- **Task prompt**
Below are records; work out how many of their lines hold the string "Smooth" and give that number alone.

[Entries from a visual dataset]
<<<<
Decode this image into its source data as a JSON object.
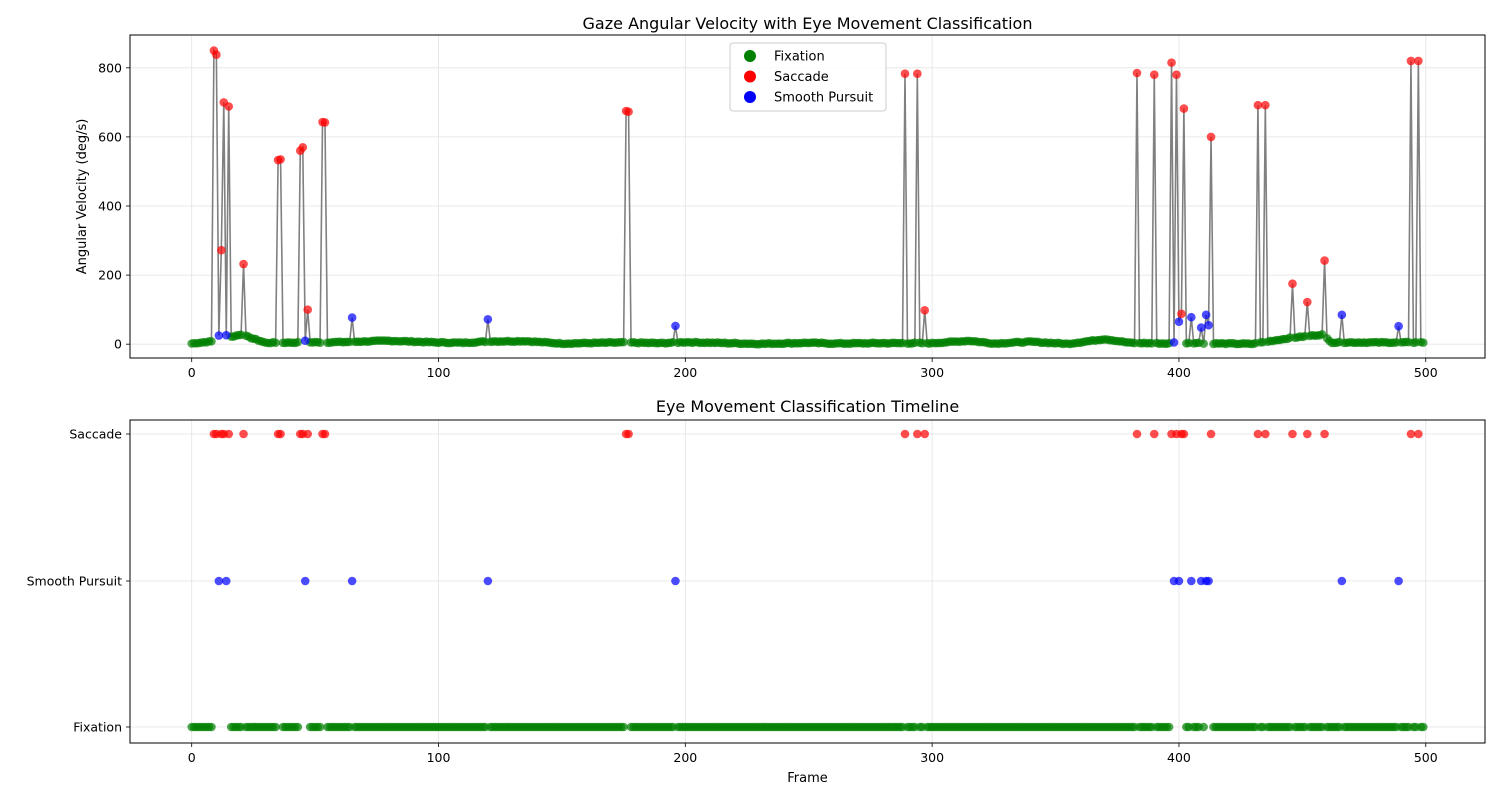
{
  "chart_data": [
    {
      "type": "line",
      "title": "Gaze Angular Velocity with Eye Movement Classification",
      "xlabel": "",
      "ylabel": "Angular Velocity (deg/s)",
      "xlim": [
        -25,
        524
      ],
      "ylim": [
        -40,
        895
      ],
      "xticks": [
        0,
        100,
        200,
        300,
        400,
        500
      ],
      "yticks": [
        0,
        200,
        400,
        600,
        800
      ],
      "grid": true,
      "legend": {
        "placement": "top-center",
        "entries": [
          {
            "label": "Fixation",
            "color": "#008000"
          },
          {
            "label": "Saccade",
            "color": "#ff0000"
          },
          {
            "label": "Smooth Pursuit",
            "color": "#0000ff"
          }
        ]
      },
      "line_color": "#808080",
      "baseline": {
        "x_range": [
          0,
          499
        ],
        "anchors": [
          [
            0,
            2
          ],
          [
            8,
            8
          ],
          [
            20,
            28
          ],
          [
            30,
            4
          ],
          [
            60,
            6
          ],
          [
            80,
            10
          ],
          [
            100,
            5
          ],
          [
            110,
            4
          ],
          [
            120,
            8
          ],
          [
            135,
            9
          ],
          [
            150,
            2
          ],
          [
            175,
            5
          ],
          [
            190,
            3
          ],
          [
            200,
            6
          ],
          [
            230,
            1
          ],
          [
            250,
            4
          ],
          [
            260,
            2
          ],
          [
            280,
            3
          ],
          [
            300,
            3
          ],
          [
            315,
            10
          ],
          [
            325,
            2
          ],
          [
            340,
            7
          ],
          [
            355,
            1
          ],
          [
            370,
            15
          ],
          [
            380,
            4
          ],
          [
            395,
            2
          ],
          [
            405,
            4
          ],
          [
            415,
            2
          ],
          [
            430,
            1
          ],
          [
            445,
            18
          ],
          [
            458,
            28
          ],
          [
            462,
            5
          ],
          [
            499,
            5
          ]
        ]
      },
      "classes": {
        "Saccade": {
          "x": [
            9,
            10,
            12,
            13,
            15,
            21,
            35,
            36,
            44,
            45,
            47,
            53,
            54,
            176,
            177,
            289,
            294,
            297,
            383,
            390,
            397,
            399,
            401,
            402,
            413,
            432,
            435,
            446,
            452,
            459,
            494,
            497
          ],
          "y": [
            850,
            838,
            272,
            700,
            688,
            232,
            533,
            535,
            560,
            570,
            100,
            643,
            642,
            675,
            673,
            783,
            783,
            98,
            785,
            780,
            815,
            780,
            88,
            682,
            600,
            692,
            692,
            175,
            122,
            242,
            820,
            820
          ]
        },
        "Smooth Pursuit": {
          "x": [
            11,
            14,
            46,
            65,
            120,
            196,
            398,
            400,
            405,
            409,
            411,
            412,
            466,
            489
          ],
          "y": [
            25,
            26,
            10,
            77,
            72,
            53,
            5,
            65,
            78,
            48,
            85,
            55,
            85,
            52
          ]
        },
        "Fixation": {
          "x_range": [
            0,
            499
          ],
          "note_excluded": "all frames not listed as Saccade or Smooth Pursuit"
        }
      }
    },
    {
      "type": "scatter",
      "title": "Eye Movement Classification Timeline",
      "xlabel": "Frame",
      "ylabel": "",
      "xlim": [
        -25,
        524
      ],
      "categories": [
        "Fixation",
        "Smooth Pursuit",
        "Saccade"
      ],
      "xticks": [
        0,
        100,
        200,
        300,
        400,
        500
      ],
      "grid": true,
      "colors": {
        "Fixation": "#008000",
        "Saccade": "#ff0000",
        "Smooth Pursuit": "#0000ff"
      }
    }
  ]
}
>>>>
- **Exercise output**
5